• MATERIAL FOR THE TASK:
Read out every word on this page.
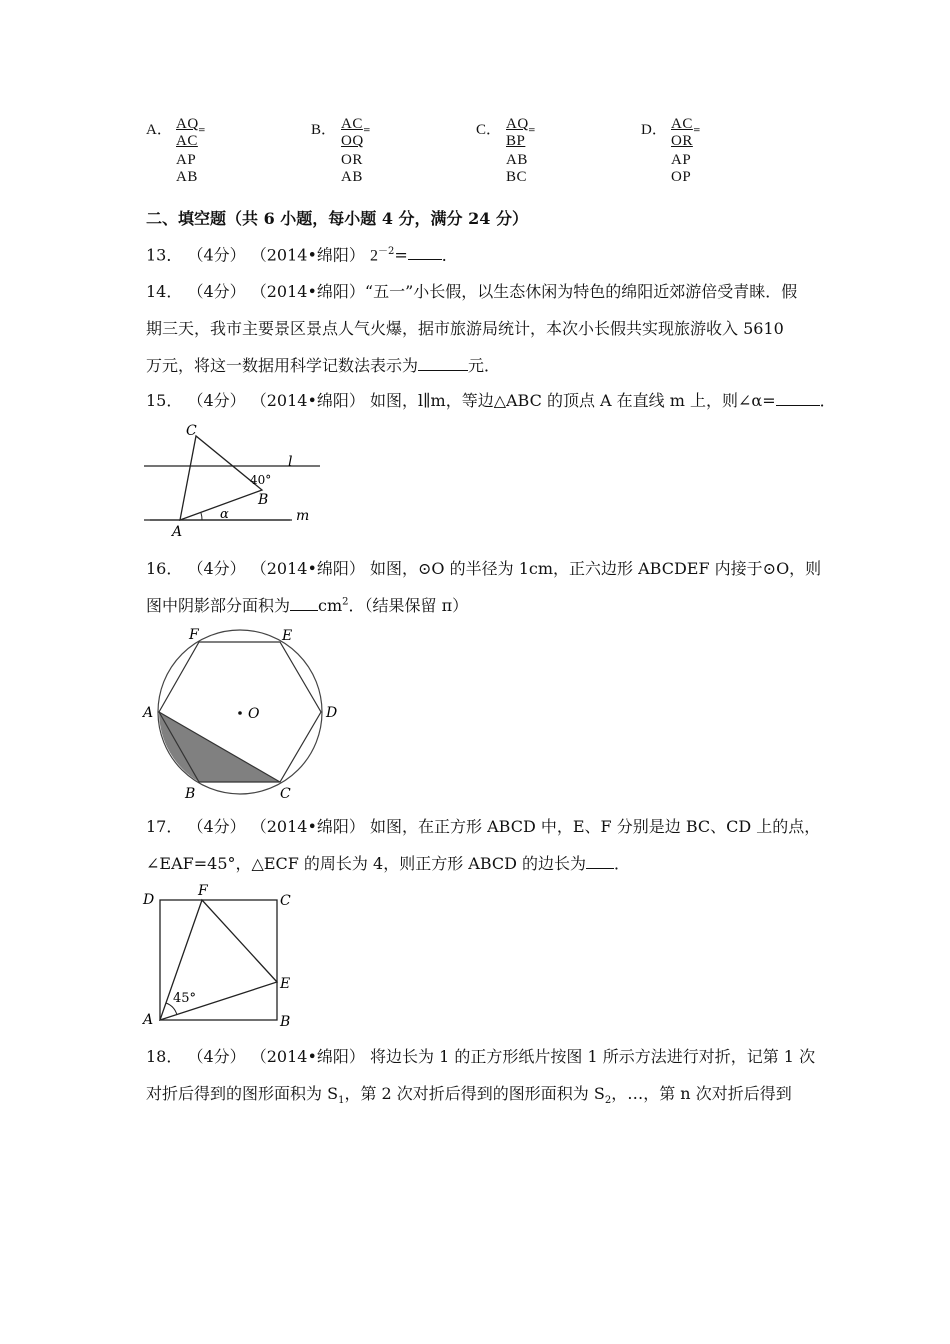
A． $\frac{\text{AQ AC}}{\text{AP AB}}$ =	B． $\frac{\text{AC OQ}}{\text{OR AB}}$ =	C． $\frac{\text{AQ BP}}{\text{AB BC}}$ =	D． $\frac{\text{AC OR}}{\text{AP OP}}$ =
二、填空题（共 6 小题，每小题 4 分，满分 24 分）
13． （4分） （2014•绵阳） $2^{-2}=$ ．
14． （4分） （2014•绵阳）“五一”小长假，以生态休闲为特色的绵阳近郊游倍受青睐．假
期三天，我市主要景区景点人气火爆，据市旅游局统计，本次小长假共实现旅游收入 5610
万元，将这一数据用科学记数法表示为	元．
15． （4分） （2014•绵阳） 如图，l∥m，等边△ABC 的顶点 A 在直线 m 上，则∠α=	．
C
A
B
40°
α
l
m
16． （4分） （2014•绵阳） 如图，⊙O 的半径为 1cm，正六边形 ABCDEF 内接于⊙O，则
图中阴影部分面积为 $cm^2$．（结果保留 π）
O
A
B	C
D
E
F
17． （4分） （2014•绵阳） 如图，在正方形 ABCD 中，E、F 分别是边 BC、CD 上的点，
∠EAF=45°，△ECF 的周长为 4，则正方形 ABCD 的边长为 ．
D
F
C
E
A	B
45°
18． （4分） （2014•绵阳） 将边长为 1 的正方形纸片按图 1 所示方法进行对折，记第 1 次
对折后得到的图形面积为 $S_1$，第 2 次对折后得到的图形面积为 $S_2$，…，第 n 次对折后得到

• AIM OF THE EXERCISE: Your task is to reproduce all of the material exactly. The pictures stay out.

• ANSWER BELOW:
Read out every word on this page.
A． $\frac{\text{AQ AC}}{\text{AP AB}}$ =	B． $\frac{\text{AC OQ}}{\text{OR AB}}$ =	C． $\frac{\text{AQ BP}}{\text{AB BC}}$ =	D． $\frac{\text{AC OR}}{\text{AP OP}}$ =
二、填空题（共 6 小题，每小题 4 分，满分 24 分）
13． （4分） （2014•绵阳） $2^{-2}=$ ．
14． （4分） （2014•绵阳）“五一”小长假，以生态休闲为特色的绵阳近郊游倍受青睐．假
期三天，我市主要景区景点人气火爆，据市旅游局统计，本次小长假共实现旅游收入 5610
万元，将这一数据用科学记数法表示为	元．
15． （4分） （2014•绵阳） 如图，l∥m，等边△ABC 的顶点 A 在直线 m 上，则∠α=	．
C
A
B
40°
α
l
m
16． （4分） （2014•绵阳） 如图，⊙O 的半径为 1cm，正六边形 ABCDEF 内接于⊙O，则
图中阴影部分面积为 $cm^2$．（结果保留 π）
O
A
B	C
D
E
F
17． （4分） （2014•绵阳） 如图，在正方形 ABCD 中，E、F 分别是边 BC、CD 上的点，
∠EAF=45°，△ECF 的周长为 4，则正方形 ABCD 的边长为 ．
D
F
C
E
A	B
45°
18． （4分） （2014•绵阳） 将边长为 1 的正方形纸片按图 1 所示方法进行对折，记第 1 次
对折后得到的图形面积为 $S_1$，第 2 次对折后得到的图形面积为 $S_2$，…，第 n 次对折后得到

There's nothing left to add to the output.